===== Supplied information

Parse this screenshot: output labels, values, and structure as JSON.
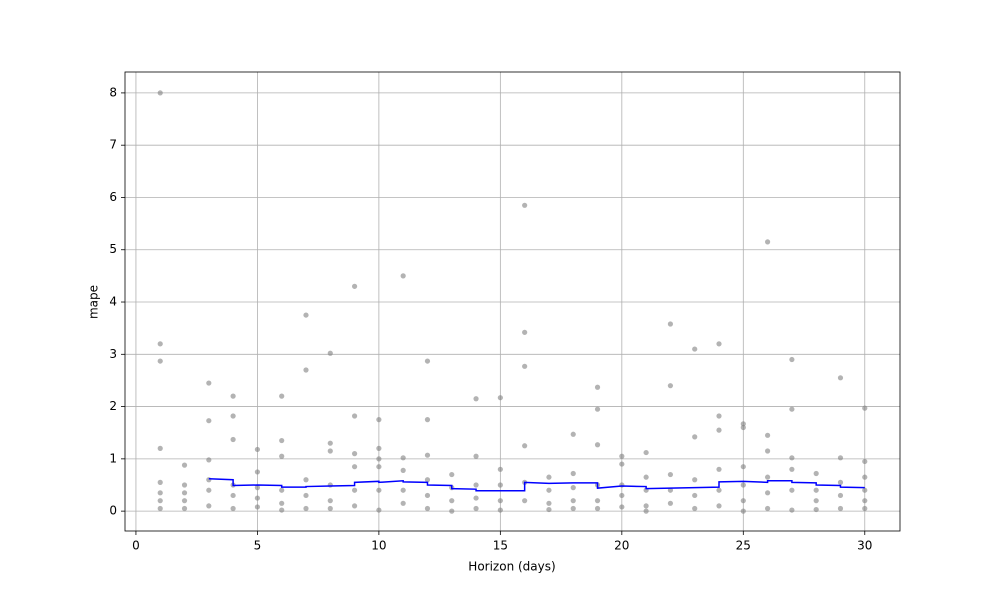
{
  "chart_data": {
    "type": "scatter",
    "xlabel": "Horizon (days)",
    "ylabel": "mape",
    "xlim": [
      -0.45,
      31.45
    ],
    "ylim": [
      -0.38,
      8.4
    ],
    "xticks": [
      0,
      5,
      10,
      15,
      20,
      25,
      30
    ],
    "yticks": [
      0,
      1,
      2,
      3,
      4,
      5,
      6,
      7,
      8
    ],
    "grid": true,
    "point_color": "#808080",
    "points": [
      {
        "x": 1,
        "values": [
          8.0,
          3.2,
          2.87,
          1.2,
          0.55,
          0.35,
          0.2,
          0.05
        ]
      },
      {
        "x": 2,
        "values": [
          0.88,
          0.5,
          0.35,
          0.2,
          0.05
        ]
      },
      {
        "x": 3,
        "values": [
          2.45,
          1.73,
          0.98,
          0.6,
          0.4,
          0.1
        ]
      },
      {
        "x": 4,
        "values": [
          2.2,
          1.82,
          1.37,
          0.5,
          0.3,
          0.05
        ]
      },
      {
        "x": 5,
        "values": [
          1.18,
          0.75,
          0.45,
          0.25,
          0.08
        ]
      },
      {
        "x": 6,
        "values": [
          2.2,
          1.35,
          1.05,
          0.4,
          0.15,
          0.02
        ]
      },
      {
        "x": 7,
        "values": [
          3.75,
          2.7,
          0.6,
          0.3,
          0.05
        ]
      },
      {
        "x": 8,
        "values": [
          3.02,
          1.3,
          1.15,
          0.5,
          0.2,
          0.05
        ]
      },
      {
        "x": 9,
        "values": [
          4.3,
          1.82,
          1.1,
          0.85,
          0.4,
          0.1
        ]
      },
      {
        "x": 10,
        "values": [
          1.75,
          1.2,
          1.0,
          0.85,
          0.4,
          0.02
        ]
      },
      {
        "x": 11,
        "values": [
          4.5,
          1.02,
          0.78,
          0.4,
          0.15
        ]
      },
      {
        "x": 12,
        "values": [
          2.87,
          1.75,
          1.07,
          0.6,
          0.3,
          0.05
        ]
      },
      {
        "x": 13,
        "values": [
          0.7,
          0.45,
          0.2,
          0.0
        ]
      },
      {
        "x": 14,
        "values": [
          2.15,
          1.05,
          0.5,
          0.25,
          0.05
        ]
      },
      {
        "x": 15,
        "values": [
          2.17,
          0.8,
          0.5,
          0.2,
          0.02
        ]
      },
      {
        "x": 16,
        "values": [
          5.85,
          3.42,
          2.77,
          1.25,
          0.55,
          0.2
        ]
      },
      {
        "x": 17,
        "values": [
          0.65,
          0.4,
          0.15,
          0.03
        ]
      },
      {
        "x": 18,
        "values": [
          1.47,
          0.72,
          0.45,
          0.2,
          0.05
        ]
      },
      {
        "x": 19,
        "values": [
          2.37,
          1.95,
          1.27,
          0.5,
          0.2,
          0.05
        ]
      },
      {
        "x": 20,
        "values": [
          1.05,
          0.9,
          0.5,
          0.3,
          0.08
        ]
      },
      {
        "x": 21,
        "values": [
          1.12,
          0.65,
          0.4,
          0.1,
          0.0
        ]
      },
      {
        "x": 22,
        "values": [
          3.58,
          2.4,
          0.7,
          0.4,
          0.15
        ]
      },
      {
        "x": 23,
        "values": [
          3.1,
          1.42,
          0.6,
          0.3,
          0.05
        ]
      },
      {
        "x": 24,
        "values": [
          3.2,
          1.82,
          1.55,
          0.8,
          0.4,
          0.1
        ]
      },
      {
        "x": 25,
        "values": [
          1.67,
          1.6,
          0.85,
          0.5,
          0.2,
          0.0
        ]
      },
      {
        "x": 26,
        "values": [
          5.15,
          1.45,
          1.15,
          0.65,
          0.35,
          0.05
        ]
      },
      {
        "x": 27,
        "values": [
          2.9,
          1.95,
          1.02,
          0.8,
          0.4,
          0.02
        ]
      },
      {
        "x": 28,
        "values": [
          0.72,
          0.4,
          0.2,
          0.03
        ]
      },
      {
        "x": 29,
        "values": [
          2.55,
          1.02,
          0.55,
          0.3,
          0.05
        ]
      },
      {
        "x": 30,
        "values": [
          1.97,
          0.95,
          0.65,
          0.4,
          0.2,
          0.05
        ]
      }
    ],
    "line": {
      "color": "#0000ff",
      "x": [
        3,
        4,
        4,
        5,
        6,
        6,
        7,
        7,
        8,
        9,
        9,
        10,
        10,
        11,
        11,
        12,
        12,
        13,
        13,
        14,
        14,
        15,
        16,
        16,
        17,
        18,
        19,
        19,
        20,
        21,
        21,
        22,
        23,
        24,
        24,
        25,
        26,
        26,
        27,
        27,
        28,
        28,
        29,
        29,
        30
      ],
      "values": [
        0.62,
        0.6,
        0.49,
        0.5,
        0.49,
        0.46,
        0.46,
        0.47,
        0.48,
        0.49,
        0.55,
        0.57,
        0.55,
        0.58,
        0.56,
        0.55,
        0.5,
        0.49,
        0.43,
        0.42,
        0.39,
        0.39,
        0.39,
        0.55,
        0.53,
        0.54,
        0.54,
        0.44,
        0.48,
        0.47,
        0.43,
        0.44,
        0.45,
        0.46,
        0.56,
        0.57,
        0.55,
        0.58,
        0.58,
        0.55,
        0.54,
        0.5,
        0.49,
        0.46,
        0.45
      ]
    }
  }
}
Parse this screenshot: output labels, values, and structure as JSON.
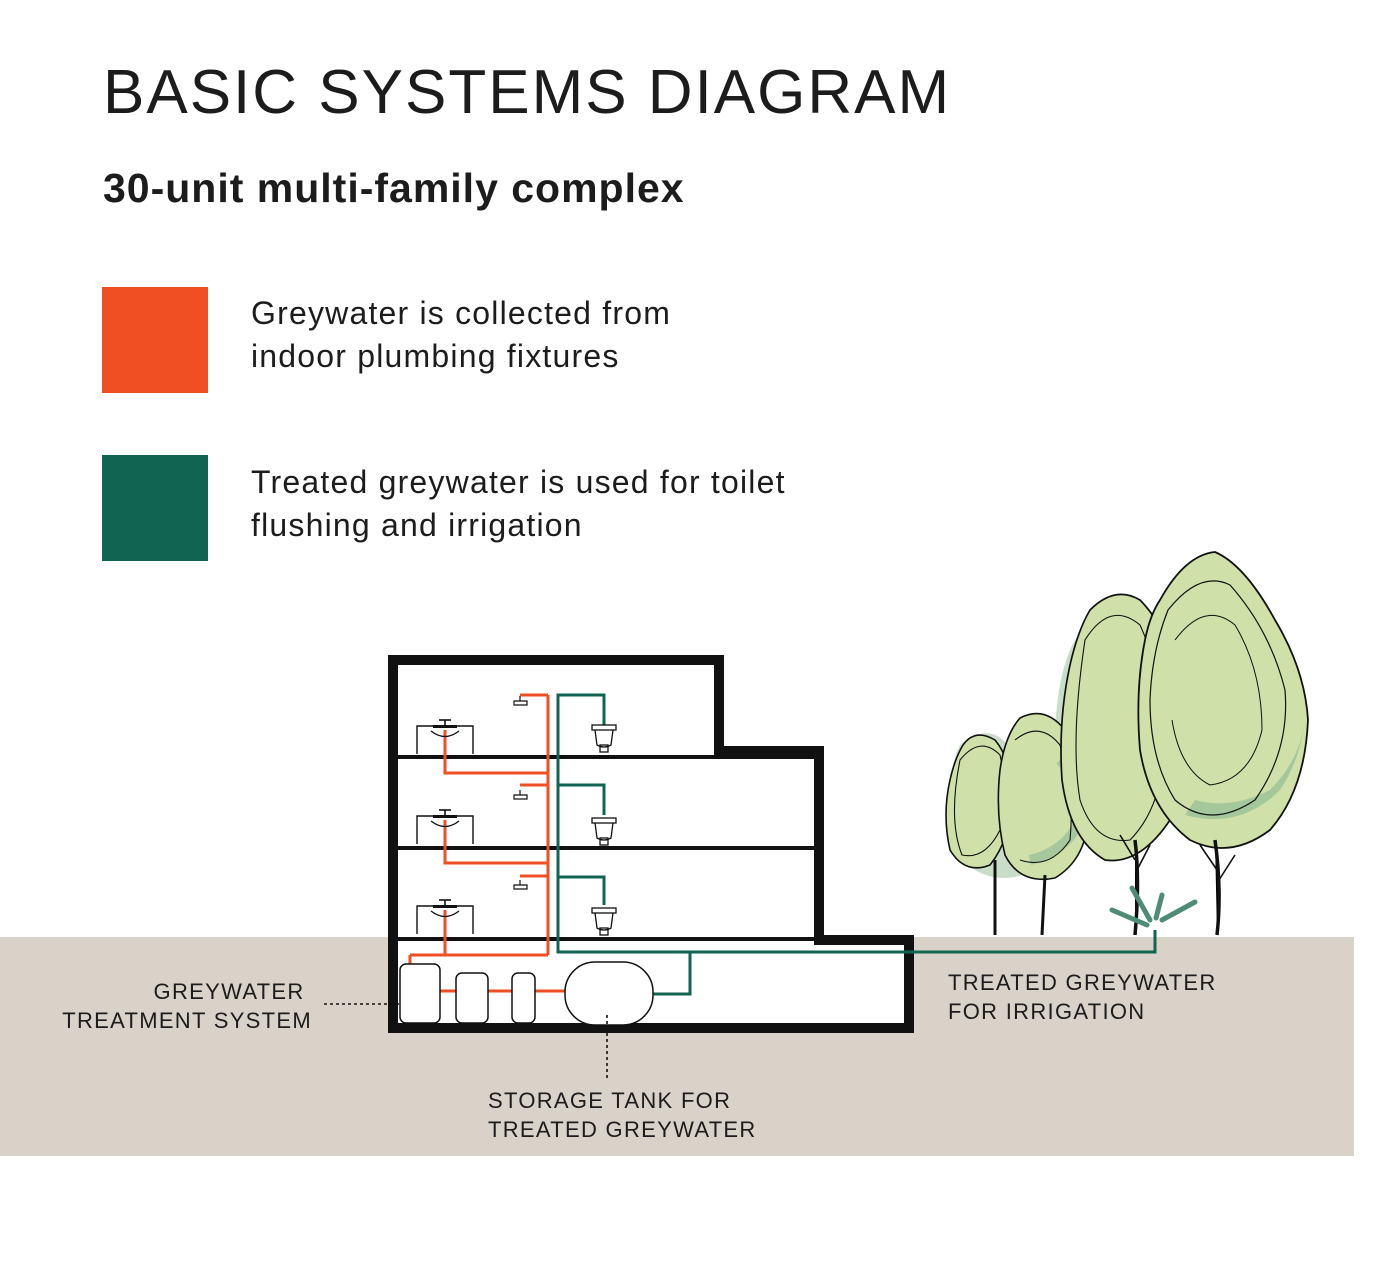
{
  "title": "BASIC SYSTEMS DIAGRAM",
  "subtitle": "30-unit multi-family complex",
  "colors": {
    "greywater": "#F04E23",
    "treated": "#116451",
    "ground": "#D8D2C8",
    "structure": "#111111",
    "tree_fill": "#CFE0A8",
    "tree_shade": "#9CC29A"
  },
  "legend": [
    {
      "color": "#F04E23",
      "lines": [
        "Greywater is collected from",
        "indoor plumbing fixtures"
      ]
    },
    {
      "color": "#116451",
      "lines": [
        "Treated greywater is used for toilet",
        "flushing and irrigation"
      ]
    }
  ],
  "labels": {
    "treatment": [
      "GREYWATER",
      "TREATMENT SYSTEM"
    ],
    "storage": [
      "STORAGE TANK FOR",
      "TREATED GREYWATER"
    ],
    "irrigation": [
      "TREATED GREYWATER",
      "FOR IRRIGATION"
    ]
  },
  "icons": [
    "sink-icon",
    "shower-icon",
    "toilet-icon",
    "sprinkler-icon",
    "tree-icon"
  ]
}
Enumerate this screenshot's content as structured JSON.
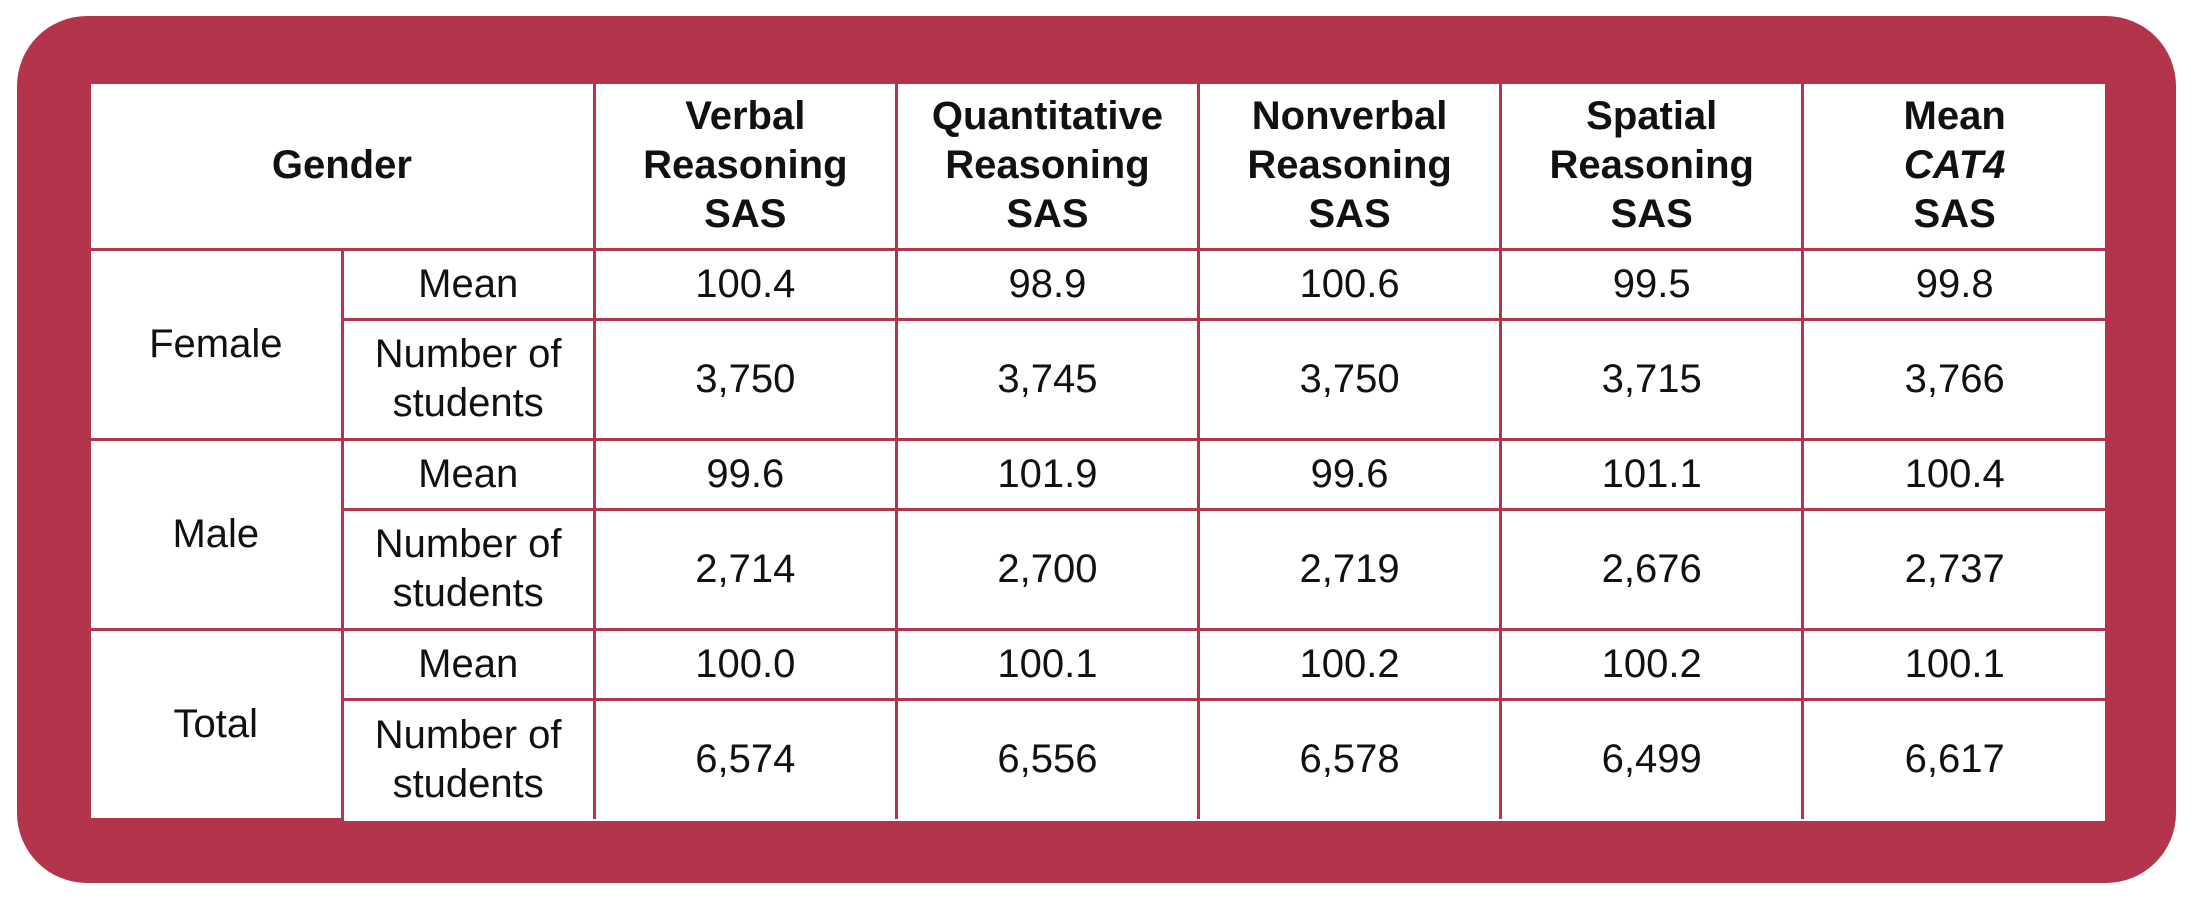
{
  "header": {
    "gender": "Gender",
    "columns": [
      {
        "line1": "Verbal",
        "line2": "Reasoning",
        "line3": "SAS",
        "italic_line2": false
      },
      {
        "line1": "Quantitative",
        "line2": "Reasoning",
        "line3": "SAS",
        "italic_line2": false
      },
      {
        "line1": "Nonverbal",
        "line2": "Reasoning",
        "line3": "SAS",
        "italic_line2": false
      },
      {
        "line1": "Spatial",
        "line2": "Reasoning",
        "line3": "SAS",
        "italic_line2": false
      },
      {
        "line1": "Mean",
        "line2": "CAT4",
        "line3": "SAS",
        "italic_line2": true
      }
    ]
  },
  "groups": [
    {
      "label": "Female",
      "mean_label": "Mean",
      "count_label_1": "Number of",
      "count_label_2": "students",
      "mean": [
        "100.4",
        "98.9",
        "100.6",
        "99.5",
        "99.8"
      ],
      "count": [
        "3,750",
        "3,745",
        "3,750",
        "3,715",
        "3,766"
      ]
    },
    {
      "label": "Male",
      "mean_label": "Mean",
      "count_label_1": "Number of",
      "count_label_2": "students",
      "mean": [
        "99.6",
        "101.9",
        "99.6",
        "101.1",
        "100.4"
      ],
      "count": [
        "2,714",
        "2,700",
        "2,719",
        "2,676",
        "2,737"
      ]
    },
    {
      "label": "Total",
      "mean_label": "Mean",
      "count_label_1": "Number of",
      "count_label_2": "students",
      "mean": [
        "100.0",
        "100.1",
        "100.2",
        "100.2",
        "100.1"
      ],
      "count": [
        "6,574",
        "6,556",
        "6,578",
        "6,499",
        "6,617"
      ]
    }
  ],
  "colors": {
    "frame": "#b2354b",
    "table_background": "#ffffff",
    "text": "#111111"
  }
}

==========

● **Request**
Write out exactly the lines from the one containing "Enumerate this screenshot's" through the last line of the records above, both ends included, and leave out any pictures.

● **Expected output**
Enumerate this screenshot's content as structured JSON.
{
  "header": {
    "gender": "Gender",
    "columns": [
      {
        "line1": "Verbal",
        "line2": "Reasoning",
        "line3": "SAS",
        "italic_line2": false
      },
      {
        "line1": "Quantitative",
        "line2": "Reasoning",
        "line3": "SAS",
        "italic_line2": false
      },
      {
        "line1": "Nonverbal",
        "line2": "Reasoning",
        "line3": "SAS",
        "italic_line2": false
      },
      {
        "line1": "Spatial",
        "line2": "Reasoning",
        "line3": "SAS",
        "italic_line2": false
      },
      {
        "line1": "Mean",
        "line2": "CAT4",
        "line3": "SAS",
        "italic_line2": true
      }
    ]
  },
  "groups": [
    {
      "label": "Female",
      "mean_label": "Mean",
      "count_label_1": "Number of",
      "count_label_2": "students",
      "mean": [
        "100.4",
        "98.9",
        "100.6",
        "99.5",
        "99.8"
      ],
      "count": [
        "3,750",
        "3,745",
        "3,750",
        "3,715",
        "3,766"
      ]
    },
    {
      "label": "Male",
      "mean_label": "Mean",
      "count_label_1": "Number of",
      "count_label_2": "students",
      "mean": [
        "99.6",
        "101.9",
        "99.6",
        "101.1",
        "100.4"
      ],
      "count": [
        "2,714",
        "2,700",
        "2,719",
        "2,676",
        "2,737"
      ]
    },
    {
      "label": "Total",
      "mean_label": "Mean",
      "count_label_1": "Number of",
      "count_label_2": "students",
      "mean": [
        "100.0",
        "100.1",
        "100.2",
        "100.2",
        "100.1"
      ],
      "count": [
        "6,574",
        "6,556",
        "6,578",
        "6,499",
        "6,617"
      ]
    }
  ],
  "colors": {
    "frame": "#b2354b",
    "table_background": "#ffffff",
    "text": "#111111"
  }
}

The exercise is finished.